╭─ LISTING

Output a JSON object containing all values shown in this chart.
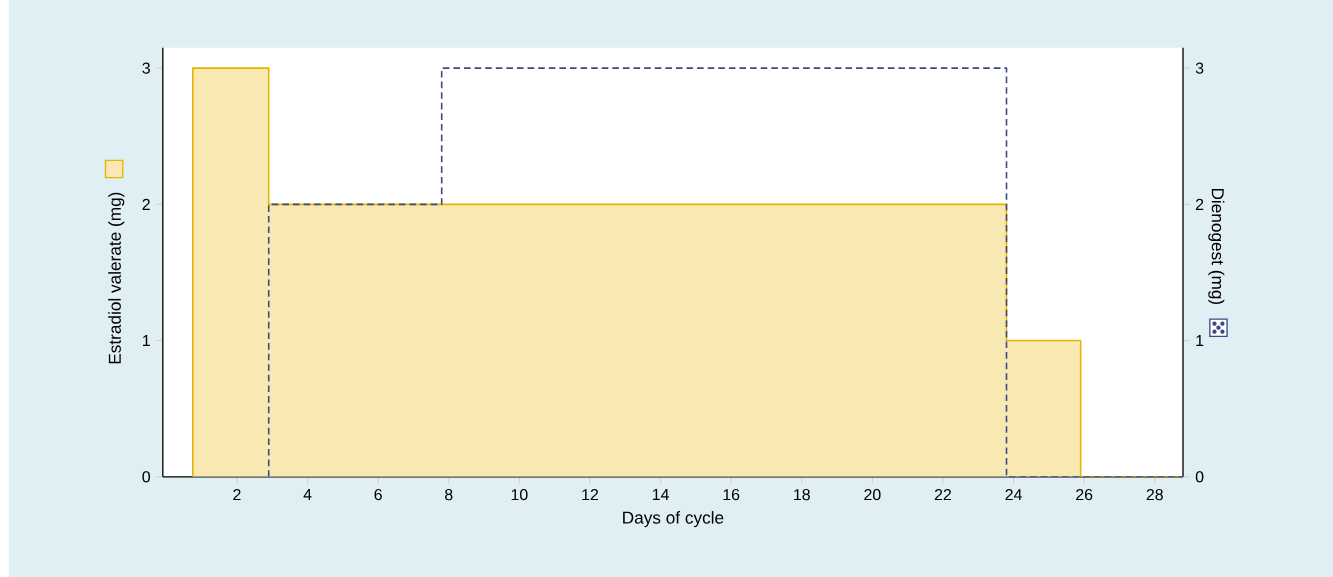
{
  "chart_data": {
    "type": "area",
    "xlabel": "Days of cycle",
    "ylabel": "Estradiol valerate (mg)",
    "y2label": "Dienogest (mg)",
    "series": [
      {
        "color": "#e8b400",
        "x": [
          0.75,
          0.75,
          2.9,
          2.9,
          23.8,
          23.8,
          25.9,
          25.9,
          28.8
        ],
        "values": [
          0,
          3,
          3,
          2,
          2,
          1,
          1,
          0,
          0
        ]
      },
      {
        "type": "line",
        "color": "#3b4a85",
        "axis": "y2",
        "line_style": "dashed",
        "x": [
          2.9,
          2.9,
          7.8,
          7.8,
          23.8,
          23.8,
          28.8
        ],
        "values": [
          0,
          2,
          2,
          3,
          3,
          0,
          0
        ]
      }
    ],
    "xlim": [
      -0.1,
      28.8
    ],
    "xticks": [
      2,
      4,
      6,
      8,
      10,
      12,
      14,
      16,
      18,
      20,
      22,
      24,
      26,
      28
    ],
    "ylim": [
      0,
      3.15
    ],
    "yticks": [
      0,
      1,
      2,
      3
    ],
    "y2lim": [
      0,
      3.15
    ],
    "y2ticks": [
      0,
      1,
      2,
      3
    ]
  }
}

╰─

(WORK TO DO) Set the pictures aside and transcribe the data above exactly.

(ANSWER)
Output a JSON object containing all values shown in this chart.
{
  "chart_data": {
    "type": "area",
    "xlabel": "Days of cycle",
    "ylabel": "Estradiol valerate (mg)",
    "y2label": "Dienogest (mg)",
    "series": [
      {
        "color": "#e8b400",
        "x": [
          0.75,
          0.75,
          2.9,
          2.9,
          23.8,
          23.8,
          25.9,
          25.9,
          28.8
        ],
        "values": [
          0,
          3,
          3,
          2,
          2,
          1,
          1,
          0,
          0
        ]
      },
      {
        "type": "line",
        "color": "#3b4a85",
        "axis": "y2",
        "line_style": "dashed",
        "x": [
          2.9,
          2.9,
          7.8,
          7.8,
          23.8,
          23.8,
          28.8
        ],
        "values": [
          0,
          2,
          2,
          3,
          3,
          0,
          0
        ]
      }
    ],
    "xlim": [
      -0.1,
      28.8
    ],
    "xticks": [
      2,
      4,
      6,
      8,
      10,
      12,
      14,
      16,
      18,
      20,
      22,
      24,
      26,
      28
    ],
    "ylim": [
      0,
      3.15
    ],
    "yticks": [
      0,
      1,
      2,
      3
    ],
    "y2lim": [
      0,
      3.15
    ],
    "y2ticks": [
      0,
      1,
      2,
      3
    ]
  }
}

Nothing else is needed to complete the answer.